- **REQUIREMENT**: Return each line that holds the word "proposed".

- **PROVIDED RECORDS**:
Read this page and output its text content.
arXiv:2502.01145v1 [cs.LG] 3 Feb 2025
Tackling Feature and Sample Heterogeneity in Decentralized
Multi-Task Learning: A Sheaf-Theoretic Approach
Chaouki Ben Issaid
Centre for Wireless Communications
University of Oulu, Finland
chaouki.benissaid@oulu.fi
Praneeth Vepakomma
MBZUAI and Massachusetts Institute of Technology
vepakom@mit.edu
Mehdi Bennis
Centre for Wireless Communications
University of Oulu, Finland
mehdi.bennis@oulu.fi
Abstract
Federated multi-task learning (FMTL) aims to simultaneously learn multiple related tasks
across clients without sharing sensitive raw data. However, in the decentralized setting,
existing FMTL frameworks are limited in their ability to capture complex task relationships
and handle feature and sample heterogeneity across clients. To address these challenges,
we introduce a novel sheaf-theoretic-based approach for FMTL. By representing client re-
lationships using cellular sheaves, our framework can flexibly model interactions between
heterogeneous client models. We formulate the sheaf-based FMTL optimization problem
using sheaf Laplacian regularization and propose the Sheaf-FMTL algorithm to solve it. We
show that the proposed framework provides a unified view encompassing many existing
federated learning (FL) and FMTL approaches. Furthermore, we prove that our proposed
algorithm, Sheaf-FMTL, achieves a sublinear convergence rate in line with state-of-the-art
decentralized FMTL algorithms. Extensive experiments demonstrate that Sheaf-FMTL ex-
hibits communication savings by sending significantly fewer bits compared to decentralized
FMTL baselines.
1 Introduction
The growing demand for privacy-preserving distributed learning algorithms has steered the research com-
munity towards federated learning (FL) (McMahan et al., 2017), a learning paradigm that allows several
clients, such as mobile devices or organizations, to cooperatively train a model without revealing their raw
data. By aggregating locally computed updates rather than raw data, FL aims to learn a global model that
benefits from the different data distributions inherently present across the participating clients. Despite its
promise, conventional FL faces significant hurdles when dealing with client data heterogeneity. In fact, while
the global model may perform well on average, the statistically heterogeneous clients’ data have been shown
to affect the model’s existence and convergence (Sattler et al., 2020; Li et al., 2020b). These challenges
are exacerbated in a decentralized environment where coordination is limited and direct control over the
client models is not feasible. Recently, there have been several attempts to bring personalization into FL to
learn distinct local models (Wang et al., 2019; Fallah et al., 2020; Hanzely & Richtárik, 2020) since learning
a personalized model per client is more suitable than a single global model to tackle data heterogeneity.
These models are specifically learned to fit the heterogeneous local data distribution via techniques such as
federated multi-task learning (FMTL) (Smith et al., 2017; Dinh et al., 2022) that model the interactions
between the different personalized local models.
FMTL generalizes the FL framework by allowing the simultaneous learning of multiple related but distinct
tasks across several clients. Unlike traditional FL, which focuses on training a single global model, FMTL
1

- **SOLUTION FOR THIS PROBLEM**:
show that the proposed framework provides a unified view encompassing many existing
federated learning (FL) and FMTL approaches. Furthermore, we prove that our proposed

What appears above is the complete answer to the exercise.